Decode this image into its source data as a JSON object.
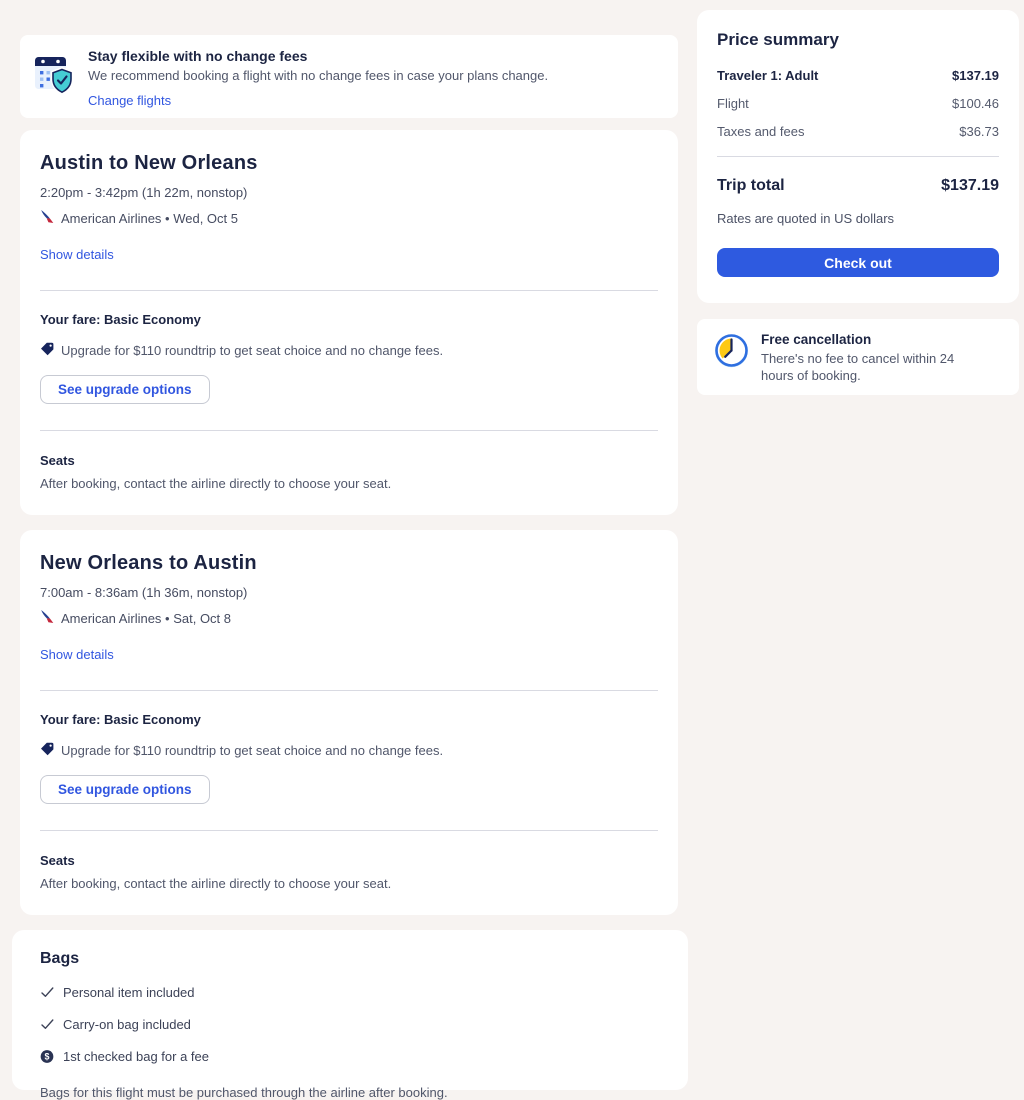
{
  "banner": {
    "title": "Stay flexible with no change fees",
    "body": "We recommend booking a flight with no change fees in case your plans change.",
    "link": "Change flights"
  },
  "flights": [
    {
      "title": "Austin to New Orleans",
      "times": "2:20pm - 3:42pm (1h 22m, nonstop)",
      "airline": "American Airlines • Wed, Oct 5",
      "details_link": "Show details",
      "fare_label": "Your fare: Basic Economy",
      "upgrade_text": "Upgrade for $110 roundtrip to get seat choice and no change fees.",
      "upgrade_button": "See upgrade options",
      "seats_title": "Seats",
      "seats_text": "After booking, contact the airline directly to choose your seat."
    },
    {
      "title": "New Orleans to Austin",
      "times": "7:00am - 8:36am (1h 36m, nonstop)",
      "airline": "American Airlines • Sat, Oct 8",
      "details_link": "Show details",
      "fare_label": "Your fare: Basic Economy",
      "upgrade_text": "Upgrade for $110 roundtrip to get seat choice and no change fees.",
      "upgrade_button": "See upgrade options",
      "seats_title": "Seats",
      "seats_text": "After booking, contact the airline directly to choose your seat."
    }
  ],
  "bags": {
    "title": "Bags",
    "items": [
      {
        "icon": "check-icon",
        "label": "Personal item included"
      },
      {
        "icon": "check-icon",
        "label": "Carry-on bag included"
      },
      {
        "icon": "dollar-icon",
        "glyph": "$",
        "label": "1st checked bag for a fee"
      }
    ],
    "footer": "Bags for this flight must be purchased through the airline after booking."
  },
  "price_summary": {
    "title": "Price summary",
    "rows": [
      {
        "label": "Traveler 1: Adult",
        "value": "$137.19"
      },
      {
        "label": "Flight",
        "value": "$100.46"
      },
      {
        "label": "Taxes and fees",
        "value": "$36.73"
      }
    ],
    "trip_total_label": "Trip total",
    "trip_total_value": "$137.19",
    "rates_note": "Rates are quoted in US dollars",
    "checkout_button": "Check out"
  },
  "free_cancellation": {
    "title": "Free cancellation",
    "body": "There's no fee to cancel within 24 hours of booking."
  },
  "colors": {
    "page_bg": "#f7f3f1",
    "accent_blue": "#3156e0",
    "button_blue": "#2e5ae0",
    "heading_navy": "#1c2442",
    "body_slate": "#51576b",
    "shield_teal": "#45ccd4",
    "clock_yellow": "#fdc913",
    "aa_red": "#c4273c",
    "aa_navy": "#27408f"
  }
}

--

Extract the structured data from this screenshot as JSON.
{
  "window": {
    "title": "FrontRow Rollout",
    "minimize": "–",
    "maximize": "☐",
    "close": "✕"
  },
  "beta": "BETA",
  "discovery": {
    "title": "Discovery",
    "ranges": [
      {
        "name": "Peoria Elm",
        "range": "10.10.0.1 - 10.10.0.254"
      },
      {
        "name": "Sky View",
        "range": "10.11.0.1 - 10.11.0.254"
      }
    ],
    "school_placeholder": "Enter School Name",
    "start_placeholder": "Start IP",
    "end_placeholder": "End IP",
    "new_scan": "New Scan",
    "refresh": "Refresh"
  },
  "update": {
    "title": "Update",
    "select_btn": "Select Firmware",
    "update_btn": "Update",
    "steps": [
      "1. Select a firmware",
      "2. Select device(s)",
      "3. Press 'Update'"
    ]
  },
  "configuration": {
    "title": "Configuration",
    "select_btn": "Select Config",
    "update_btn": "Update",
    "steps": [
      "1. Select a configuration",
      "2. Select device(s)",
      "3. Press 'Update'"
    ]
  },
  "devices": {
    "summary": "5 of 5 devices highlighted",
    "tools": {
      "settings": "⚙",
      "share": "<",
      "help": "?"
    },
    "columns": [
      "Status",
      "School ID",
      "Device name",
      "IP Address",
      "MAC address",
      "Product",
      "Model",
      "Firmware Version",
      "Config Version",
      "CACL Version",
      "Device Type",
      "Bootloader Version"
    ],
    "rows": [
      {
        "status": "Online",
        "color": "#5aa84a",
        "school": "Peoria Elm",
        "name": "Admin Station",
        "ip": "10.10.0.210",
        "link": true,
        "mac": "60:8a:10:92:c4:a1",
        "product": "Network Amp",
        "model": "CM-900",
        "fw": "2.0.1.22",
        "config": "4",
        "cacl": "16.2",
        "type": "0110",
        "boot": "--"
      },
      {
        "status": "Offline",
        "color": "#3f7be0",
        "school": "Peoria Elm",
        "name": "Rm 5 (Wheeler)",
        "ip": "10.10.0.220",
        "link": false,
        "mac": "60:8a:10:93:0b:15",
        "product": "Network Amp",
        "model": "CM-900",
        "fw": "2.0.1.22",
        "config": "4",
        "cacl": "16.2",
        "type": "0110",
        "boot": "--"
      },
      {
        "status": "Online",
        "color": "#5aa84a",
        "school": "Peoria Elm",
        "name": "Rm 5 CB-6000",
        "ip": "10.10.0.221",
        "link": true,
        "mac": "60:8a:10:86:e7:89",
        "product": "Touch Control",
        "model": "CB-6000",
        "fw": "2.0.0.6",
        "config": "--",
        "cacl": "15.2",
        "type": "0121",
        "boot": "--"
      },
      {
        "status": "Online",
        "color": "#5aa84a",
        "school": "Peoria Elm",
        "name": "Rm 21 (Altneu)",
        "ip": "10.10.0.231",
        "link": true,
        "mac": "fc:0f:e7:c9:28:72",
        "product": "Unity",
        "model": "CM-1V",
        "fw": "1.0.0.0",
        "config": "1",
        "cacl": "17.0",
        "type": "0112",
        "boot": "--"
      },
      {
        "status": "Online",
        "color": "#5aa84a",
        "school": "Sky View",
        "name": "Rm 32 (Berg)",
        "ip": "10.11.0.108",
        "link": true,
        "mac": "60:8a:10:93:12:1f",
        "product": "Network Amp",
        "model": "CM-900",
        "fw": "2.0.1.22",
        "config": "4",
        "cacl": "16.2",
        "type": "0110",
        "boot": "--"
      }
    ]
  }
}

==

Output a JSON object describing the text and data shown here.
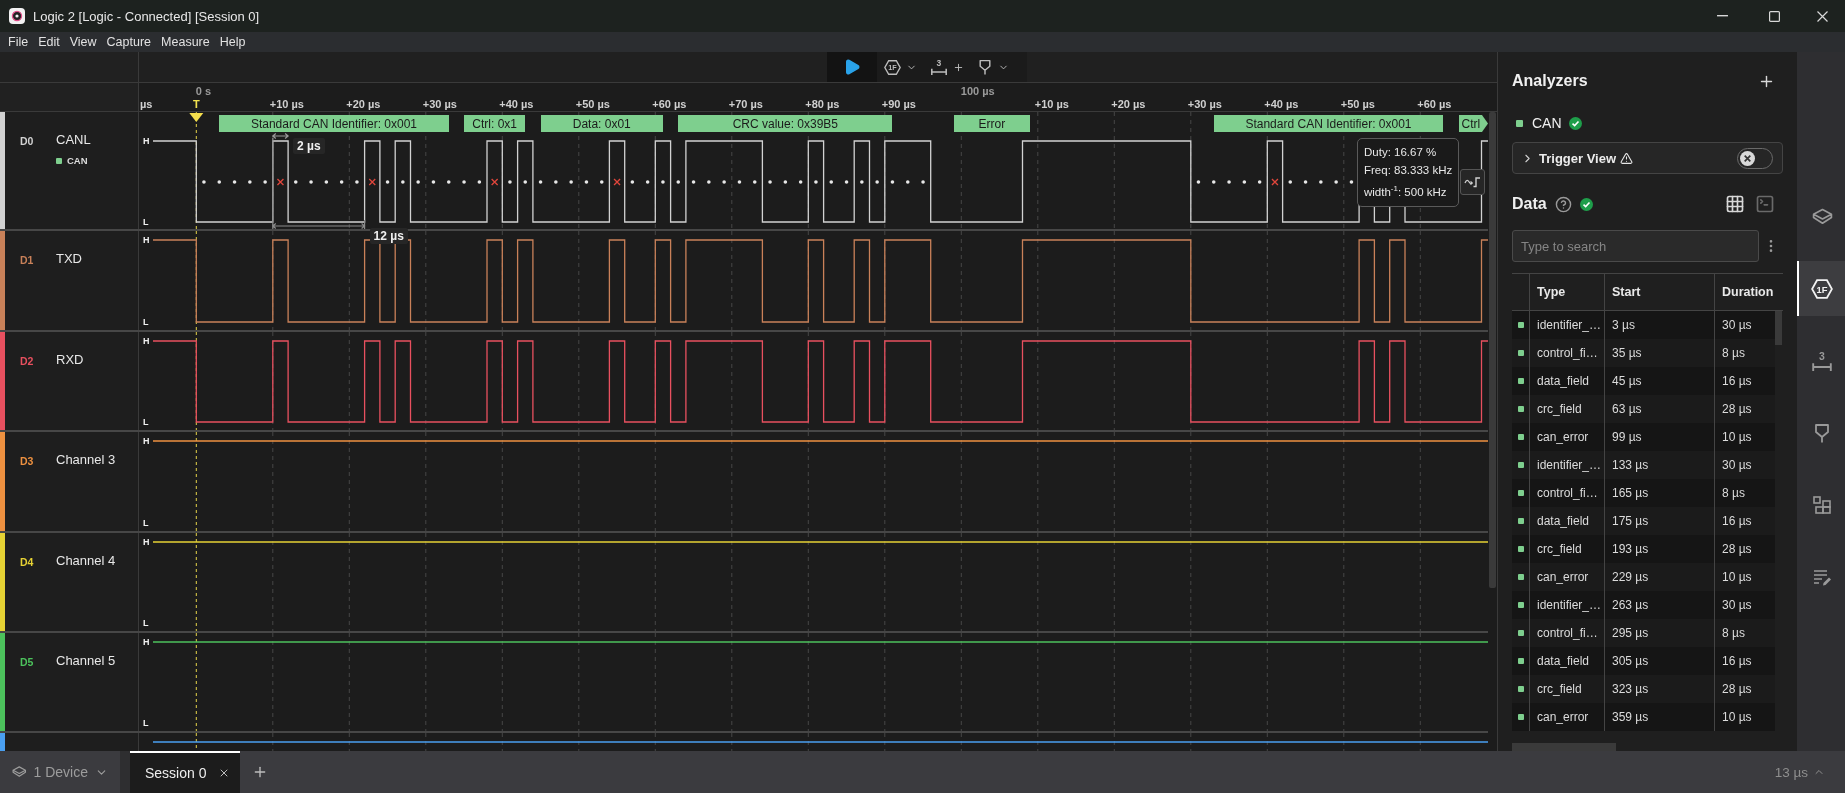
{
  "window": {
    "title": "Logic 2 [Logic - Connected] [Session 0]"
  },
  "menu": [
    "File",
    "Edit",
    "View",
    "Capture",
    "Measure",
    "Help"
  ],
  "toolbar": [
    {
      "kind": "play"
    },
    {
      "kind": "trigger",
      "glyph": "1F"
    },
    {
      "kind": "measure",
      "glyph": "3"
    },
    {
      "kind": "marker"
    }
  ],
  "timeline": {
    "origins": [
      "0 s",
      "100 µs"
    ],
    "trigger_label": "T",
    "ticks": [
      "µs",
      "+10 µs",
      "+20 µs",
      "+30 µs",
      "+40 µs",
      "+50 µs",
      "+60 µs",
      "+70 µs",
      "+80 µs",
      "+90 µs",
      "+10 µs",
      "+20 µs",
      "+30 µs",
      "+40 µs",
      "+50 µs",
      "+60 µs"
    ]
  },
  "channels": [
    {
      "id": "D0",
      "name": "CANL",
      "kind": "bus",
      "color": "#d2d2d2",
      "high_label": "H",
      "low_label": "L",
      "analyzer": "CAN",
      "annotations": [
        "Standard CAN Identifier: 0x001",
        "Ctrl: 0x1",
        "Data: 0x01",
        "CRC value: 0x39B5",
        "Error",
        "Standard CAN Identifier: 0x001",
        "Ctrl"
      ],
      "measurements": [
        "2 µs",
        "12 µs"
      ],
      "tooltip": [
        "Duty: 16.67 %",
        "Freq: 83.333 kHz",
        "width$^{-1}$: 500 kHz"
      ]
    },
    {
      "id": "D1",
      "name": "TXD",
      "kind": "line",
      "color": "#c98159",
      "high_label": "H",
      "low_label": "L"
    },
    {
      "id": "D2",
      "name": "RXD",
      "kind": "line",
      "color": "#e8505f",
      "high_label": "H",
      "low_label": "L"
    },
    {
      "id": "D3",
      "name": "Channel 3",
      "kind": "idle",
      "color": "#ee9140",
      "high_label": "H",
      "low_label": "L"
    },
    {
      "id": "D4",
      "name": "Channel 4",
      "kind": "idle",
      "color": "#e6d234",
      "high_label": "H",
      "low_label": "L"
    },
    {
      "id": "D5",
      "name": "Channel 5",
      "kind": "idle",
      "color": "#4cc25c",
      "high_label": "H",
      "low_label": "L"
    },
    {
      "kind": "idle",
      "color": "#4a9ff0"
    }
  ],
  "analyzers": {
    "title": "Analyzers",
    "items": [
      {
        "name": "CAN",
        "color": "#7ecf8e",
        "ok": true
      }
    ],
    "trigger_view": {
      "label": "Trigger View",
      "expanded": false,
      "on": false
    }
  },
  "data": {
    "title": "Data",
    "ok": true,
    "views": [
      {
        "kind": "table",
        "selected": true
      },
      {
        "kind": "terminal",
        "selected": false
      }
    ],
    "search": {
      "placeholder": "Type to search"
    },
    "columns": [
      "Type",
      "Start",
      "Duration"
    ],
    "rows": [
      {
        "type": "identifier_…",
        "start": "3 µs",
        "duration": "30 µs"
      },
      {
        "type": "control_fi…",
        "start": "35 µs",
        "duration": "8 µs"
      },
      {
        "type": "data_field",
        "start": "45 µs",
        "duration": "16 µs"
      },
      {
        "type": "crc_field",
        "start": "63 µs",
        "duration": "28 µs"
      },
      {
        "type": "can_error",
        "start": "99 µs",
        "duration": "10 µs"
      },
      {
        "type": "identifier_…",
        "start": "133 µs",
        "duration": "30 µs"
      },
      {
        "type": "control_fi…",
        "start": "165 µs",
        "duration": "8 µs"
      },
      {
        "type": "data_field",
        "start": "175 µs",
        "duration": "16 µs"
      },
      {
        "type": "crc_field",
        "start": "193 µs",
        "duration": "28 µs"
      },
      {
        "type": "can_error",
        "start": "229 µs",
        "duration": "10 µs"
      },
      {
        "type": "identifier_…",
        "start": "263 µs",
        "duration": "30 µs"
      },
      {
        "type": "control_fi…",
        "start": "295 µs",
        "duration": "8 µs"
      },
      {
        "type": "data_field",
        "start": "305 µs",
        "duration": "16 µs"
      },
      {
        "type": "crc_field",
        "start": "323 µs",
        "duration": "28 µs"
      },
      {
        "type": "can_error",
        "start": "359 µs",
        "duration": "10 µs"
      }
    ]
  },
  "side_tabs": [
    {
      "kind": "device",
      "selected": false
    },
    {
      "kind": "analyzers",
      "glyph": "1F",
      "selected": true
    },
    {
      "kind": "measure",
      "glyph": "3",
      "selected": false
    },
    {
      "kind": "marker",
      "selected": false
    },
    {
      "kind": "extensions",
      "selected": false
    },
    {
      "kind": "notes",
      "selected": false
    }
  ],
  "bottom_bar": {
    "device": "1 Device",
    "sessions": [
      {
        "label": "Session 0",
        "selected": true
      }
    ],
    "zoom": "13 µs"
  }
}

> Written instruction:
Where a line of the entries contains the word "glyph", copy that line.

> The completed task:
        "glyph": "$",
      "glyph": "1F"
      "glyph": "3"
      "glyph": "1F",
      "glyph": "3",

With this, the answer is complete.